### [What you are asked to do]
Reproduce all of the data word for word.
-- Entries supplied start --
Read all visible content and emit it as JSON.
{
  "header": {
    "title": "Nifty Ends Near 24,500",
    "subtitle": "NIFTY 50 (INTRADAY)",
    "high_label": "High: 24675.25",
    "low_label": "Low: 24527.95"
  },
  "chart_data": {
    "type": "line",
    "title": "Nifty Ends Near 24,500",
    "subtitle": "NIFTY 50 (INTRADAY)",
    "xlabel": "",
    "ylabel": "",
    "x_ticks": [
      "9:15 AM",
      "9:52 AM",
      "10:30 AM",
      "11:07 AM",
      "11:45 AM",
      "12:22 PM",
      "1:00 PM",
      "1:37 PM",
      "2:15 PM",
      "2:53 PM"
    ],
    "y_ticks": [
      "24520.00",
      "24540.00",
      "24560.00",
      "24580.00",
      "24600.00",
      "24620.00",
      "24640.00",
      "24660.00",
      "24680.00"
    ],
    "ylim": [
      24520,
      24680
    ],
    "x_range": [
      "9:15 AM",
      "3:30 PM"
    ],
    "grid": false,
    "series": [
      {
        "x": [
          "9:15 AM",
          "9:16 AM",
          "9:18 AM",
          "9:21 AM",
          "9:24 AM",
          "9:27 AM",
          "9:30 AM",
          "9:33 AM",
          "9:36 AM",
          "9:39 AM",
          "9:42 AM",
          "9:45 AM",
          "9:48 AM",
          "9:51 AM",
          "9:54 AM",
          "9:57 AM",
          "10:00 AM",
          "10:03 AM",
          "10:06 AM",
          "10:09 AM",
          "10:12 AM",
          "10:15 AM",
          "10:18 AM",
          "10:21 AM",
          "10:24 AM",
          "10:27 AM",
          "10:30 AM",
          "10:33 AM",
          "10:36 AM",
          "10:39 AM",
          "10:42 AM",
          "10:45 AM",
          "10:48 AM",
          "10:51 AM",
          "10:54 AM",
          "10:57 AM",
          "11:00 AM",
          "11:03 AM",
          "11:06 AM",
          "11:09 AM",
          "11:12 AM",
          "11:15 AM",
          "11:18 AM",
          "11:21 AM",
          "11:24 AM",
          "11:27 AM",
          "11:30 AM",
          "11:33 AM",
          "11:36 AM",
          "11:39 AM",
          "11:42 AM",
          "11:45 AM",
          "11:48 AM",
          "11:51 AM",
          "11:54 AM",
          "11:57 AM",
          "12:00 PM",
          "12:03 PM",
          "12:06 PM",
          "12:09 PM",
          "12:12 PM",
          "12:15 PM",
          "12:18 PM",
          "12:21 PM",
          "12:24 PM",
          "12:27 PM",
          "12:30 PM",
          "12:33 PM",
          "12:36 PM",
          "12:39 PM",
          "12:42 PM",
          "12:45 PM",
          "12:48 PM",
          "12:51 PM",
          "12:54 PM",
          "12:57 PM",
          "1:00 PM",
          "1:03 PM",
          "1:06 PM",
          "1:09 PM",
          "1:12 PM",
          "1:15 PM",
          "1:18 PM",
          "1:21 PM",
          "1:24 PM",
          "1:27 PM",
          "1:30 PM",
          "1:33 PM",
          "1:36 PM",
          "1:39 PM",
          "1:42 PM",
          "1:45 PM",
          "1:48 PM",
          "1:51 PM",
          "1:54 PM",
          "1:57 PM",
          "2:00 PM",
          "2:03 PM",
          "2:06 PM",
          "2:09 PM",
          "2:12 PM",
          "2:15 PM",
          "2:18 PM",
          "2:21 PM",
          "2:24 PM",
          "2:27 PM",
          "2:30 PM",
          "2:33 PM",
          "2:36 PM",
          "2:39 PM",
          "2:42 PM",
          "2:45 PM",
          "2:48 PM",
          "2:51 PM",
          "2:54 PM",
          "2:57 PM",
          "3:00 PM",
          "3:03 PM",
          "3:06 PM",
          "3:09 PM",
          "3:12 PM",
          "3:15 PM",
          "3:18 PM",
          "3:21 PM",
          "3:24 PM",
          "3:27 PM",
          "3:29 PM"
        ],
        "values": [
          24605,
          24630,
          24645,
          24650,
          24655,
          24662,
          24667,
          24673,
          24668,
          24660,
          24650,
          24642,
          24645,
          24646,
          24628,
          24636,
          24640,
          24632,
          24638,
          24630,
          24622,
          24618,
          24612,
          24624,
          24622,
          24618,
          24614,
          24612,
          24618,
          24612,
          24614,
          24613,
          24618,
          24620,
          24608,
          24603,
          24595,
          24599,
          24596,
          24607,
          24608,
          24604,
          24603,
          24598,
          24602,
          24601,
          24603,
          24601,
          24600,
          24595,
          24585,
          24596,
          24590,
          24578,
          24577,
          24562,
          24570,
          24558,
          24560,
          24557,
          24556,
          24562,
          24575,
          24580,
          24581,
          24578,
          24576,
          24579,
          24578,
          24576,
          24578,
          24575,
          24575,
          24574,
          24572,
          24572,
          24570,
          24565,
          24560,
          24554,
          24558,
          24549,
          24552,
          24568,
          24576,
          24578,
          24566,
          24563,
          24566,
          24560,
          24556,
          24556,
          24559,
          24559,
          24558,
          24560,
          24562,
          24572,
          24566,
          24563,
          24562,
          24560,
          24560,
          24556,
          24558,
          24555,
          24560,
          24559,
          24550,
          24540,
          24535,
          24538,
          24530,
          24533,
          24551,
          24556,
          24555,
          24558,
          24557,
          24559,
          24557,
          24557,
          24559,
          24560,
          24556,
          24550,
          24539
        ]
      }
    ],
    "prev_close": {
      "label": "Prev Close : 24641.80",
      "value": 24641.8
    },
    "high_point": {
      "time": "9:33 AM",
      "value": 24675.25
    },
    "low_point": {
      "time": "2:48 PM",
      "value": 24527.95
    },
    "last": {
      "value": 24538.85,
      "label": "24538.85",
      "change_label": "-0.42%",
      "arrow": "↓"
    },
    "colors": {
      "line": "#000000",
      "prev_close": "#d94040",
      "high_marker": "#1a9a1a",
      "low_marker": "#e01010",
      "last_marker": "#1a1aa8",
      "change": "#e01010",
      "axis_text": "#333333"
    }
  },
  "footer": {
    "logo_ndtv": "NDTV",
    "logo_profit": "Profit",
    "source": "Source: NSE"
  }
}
-- Entries supplied end --
### [Response for this exercise]
Read all visible content and emit it as JSON.
{
  "header": {
    "title": "Nifty Ends Near 24,500",
    "subtitle": "NIFTY 50 (INTRADAY)",
    "high_label": "High: 24675.25",
    "low_label": "Low: 24527.95"
  },
  "chart_data": {
    "type": "line",
    "title": "Nifty Ends Near 24,500",
    "subtitle": "NIFTY 50 (INTRADAY)",
    "xlabel": "",
    "ylabel": "",
    "x_ticks": [
      "9:15 AM",
      "9:52 AM",
      "10:30 AM",
      "11:07 AM",
      "11:45 AM",
      "12:22 PM",
      "1:00 PM",
      "1:37 PM",
      "2:15 PM",
      "2:53 PM"
    ],
    "y_ticks": [
      "24520.00",
      "24540.00",
      "24560.00",
      "24580.00",
      "24600.00",
      "24620.00",
      "24640.00",
      "24660.00",
      "24680.00"
    ],
    "ylim": [
      24520,
      24680
    ],
    "x_range": [
      "9:15 AM",
      "3:30 PM"
    ],
    "grid": false,
    "series": [
      {
        "x": [
          "9:15 AM",
          "9:16 AM",
          "9:18 AM",
          "9:21 AM",
          "9:24 AM",
          "9:27 AM",
          "9:30 AM",
          "9:33 AM",
          "9:36 AM",
          "9:39 AM",
          "9:42 AM",
          "9:45 AM",
          "9:48 AM",
          "9:51 AM",
          "9:54 AM",
          "9:57 AM",
          "10:00 AM",
          "10:03 AM",
          "10:06 AM",
          "10:09 AM",
          "10:12 AM",
          "10:15 AM",
          "10:18 AM",
          "10:21 AM",
          "10:24 AM",
          "10:27 AM",
          "10:30 AM",
          "10:33 AM",
          "10:36 AM",
          "10:39 AM",
          "10:42 AM",
          "10:45 AM",
          "10:48 AM",
          "10:51 AM",
          "10:54 AM",
          "10:57 AM",
          "11:00 AM",
          "11:03 AM",
          "11:06 AM",
          "11:09 AM",
          "11:12 AM",
          "11:15 AM",
          "11:18 AM",
          "11:21 AM",
          "11:24 AM",
          "11:27 AM",
          "11:30 AM",
          "11:33 AM",
          "11:36 AM",
          "11:39 AM",
          "11:42 AM",
          "11:45 AM",
          "11:48 AM",
          "11:51 AM",
          "11:54 AM",
          "11:57 AM",
          "12:00 PM",
          "12:03 PM",
          "12:06 PM",
          "12:09 PM",
          "12:12 PM",
          "12:15 PM",
          "12:18 PM",
          "12:21 PM",
          "12:24 PM",
          "12:27 PM",
          "12:30 PM",
          "12:33 PM",
          "12:36 PM",
          "12:39 PM",
          "12:42 PM",
          "12:45 PM",
          "12:48 PM",
          "12:51 PM",
          "12:54 PM",
          "12:57 PM",
          "1:00 PM",
          "1:03 PM",
          "1:06 PM",
          "1:09 PM",
          "1:12 PM",
          "1:15 PM",
          "1:18 PM",
          "1:21 PM",
          "1:24 PM",
          "1:27 PM",
          "1:30 PM",
          "1:33 PM",
          "1:36 PM",
          "1:39 PM",
          "1:42 PM",
          "1:45 PM",
          "1:48 PM",
          "1:51 PM",
          "1:54 PM",
          "1:57 PM",
          "2:00 PM",
          "2:03 PM",
          "2:06 PM",
          "2:09 PM",
          "2:12 PM",
          "2:15 PM",
          "2:18 PM",
          "2:21 PM",
          "2:24 PM",
          "2:27 PM",
          "2:30 PM",
          "2:33 PM",
          "2:36 PM",
          "2:39 PM",
          "2:42 PM",
          "2:45 PM",
          "2:48 PM",
          "2:51 PM",
          "2:54 PM",
          "2:57 PM",
          "3:00 PM",
          "3:03 PM",
          "3:06 PM",
          "3:09 PM",
          "3:12 PM",
          "3:15 PM",
          "3:18 PM",
          "3:21 PM",
          "3:24 PM",
          "3:27 PM",
          "3:29 PM"
        ],
        "values": [
          24605,
          24630,
          24645,
          24650,
          24655,
          24662,
          24667,
          24673,
          24668,
          24660,
          24650,
          24642,
          24645,
          24646,
          24628,
          24636,
          24640,
          24632,
          24638,
          24630,
          24622,
          24618,
          24612,
          24624,
          24622,
          24618,
          24614,
          24612,
          24618,
          24612,
          24614,
          24613,
          24618,
          24620,
          24608,
          24603,
          24595,
          24599,
          24596,
          24607,
          24608,
          24604,
          24603,
          24598,
          24602,
          24601,
          24603,
          24601,
          24600,
          24595,
          24585,
          24596,
          24590,
          24578,
          24577,
          24562,
          24570,
          24558,
          24560,
          24557,
          24556,
          24562,
          24575,
          24580,
          24581,
          24578,
          24576,
          24579,
          24578,
          24576,
          24578,
          24575,
          24575,
          24574,
          24572,
          24572,
          24570,
          24565,
          24560,
          24554,
          24558,
          24549,
          24552,
          24568,
          24576,
          24578,
          24566,
          24563,
          24566,
          24560,
          24556,
          24556,
          24559,
          24559,
          24558,
          24560,
          24562,
          24572,
          24566,
          24563,
          24562,
          24560,
          24560,
          24556,
          24558,
          24555,
          24560,
          24559,
          24550,
          24540,
          24535,
          24538,
          24530,
          24533,
          24551,
          24556,
          24555,
          24558,
          24557,
          24559,
          24557,
          24557,
          24559,
          24560,
          24556,
          24550,
          24539
        ]
      }
    ],
    "prev_close": {
      "label": "Prev Close : 24641.80",
      "value": 24641.8
    },
    "high_point": {
      "time": "9:33 AM",
      "value": 24675.25
    },
    "low_point": {
      "time": "2:48 PM",
      "value": 24527.95
    },
    "last": {
      "value": 24538.85,
      "label": "24538.85",
      "change_label": "-0.42%",
      "arrow": "↓"
    },
    "colors": {
      "line": "#000000",
      "prev_close": "#d94040",
      "high_marker": "#1a9a1a",
      "low_marker": "#e01010",
      "last_marker": "#1a1aa8",
      "change": "#e01010",
      "axis_text": "#333333"
    }
  },
  "footer": {
    "logo_ndtv": "NDTV",
    "logo_profit": "Profit",
    "source": "Source: NSE"
  }
}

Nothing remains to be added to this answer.